Copy out every record below exactly as written, but leave out any pictures.

-------- Data shown --------

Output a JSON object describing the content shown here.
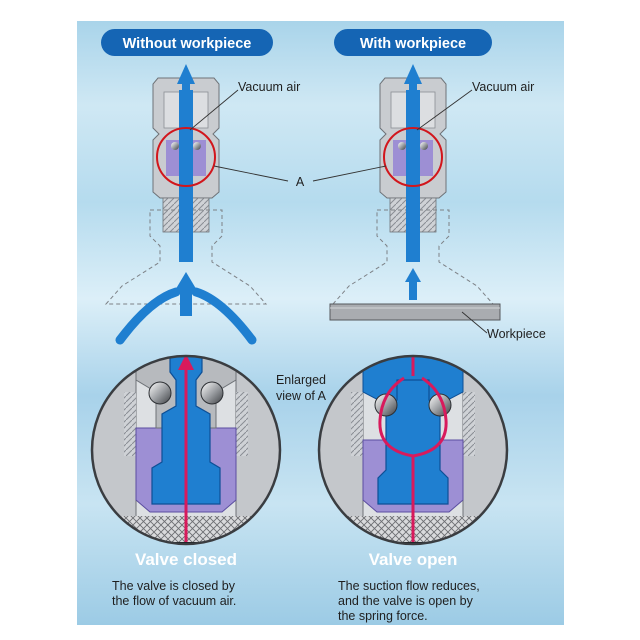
{
  "headers": {
    "left": "Without workpiece",
    "right": "With workpiece"
  },
  "labels": {
    "vacuum_air_left": "Vacuum air",
    "vacuum_air_right": "Vacuum air",
    "callout_a": "A",
    "workpiece": "Workpiece",
    "enlarged_line1": "Enlarged",
    "enlarged_line2": "view of A"
  },
  "states": {
    "left": {
      "title": "Valve closed",
      "caption": [
        "The valve is closed by",
        "the flow of vacuum air."
      ]
    },
    "right": {
      "title": "Valve open",
      "caption": [
        "The suction flow reduces,",
        "and the valve is open by",
        "the spring force."
      ]
    }
  },
  "colors": {
    "pill": "#1565b4",
    "flow_blue": "#1f7fd0",
    "flow_dark": "#0d4f96",
    "air_red": "#d81a5c",
    "valve_purple": "#9d8fd4",
    "metal_gray": "#b3b6ba",
    "callout_red": "#d2161c"
  },
  "icons": [
    "suction-arrow-icon",
    "air-flow-arrow-icon",
    "ball-icon"
  ]
}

--------

§ **Solution for this exercise**
Output a JSON object describing the content shown here.
{
  "headers": {
    "left": "Without workpiece",
    "right": "With workpiece"
  },
  "labels": {
    "vacuum_air_left": "Vacuum air",
    "vacuum_air_right": "Vacuum air",
    "callout_a": "A",
    "workpiece": "Workpiece",
    "enlarged_line1": "Enlarged",
    "enlarged_line2": "view of A"
  },
  "states": {
    "left": {
      "title": "Valve closed",
      "caption": [
        "The valve is closed by",
        "the flow of vacuum air."
      ]
    },
    "right": {
      "title": "Valve open",
      "caption": [
        "The suction flow reduces,",
        "and the valve is open by",
        "the spring force."
      ]
    }
  },
  "colors": {
    "pill": "#1565b4",
    "flow_blue": "#1f7fd0",
    "flow_dark": "#0d4f96",
    "air_red": "#d81a5c",
    "valve_purple": "#9d8fd4",
    "metal_gray": "#b3b6ba",
    "callout_red": "#d2161c"
  },
  "icons": [
    "suction-arrow-icon",
    "air-flow-arrow-icon",
    "ball-icon"
  ]
}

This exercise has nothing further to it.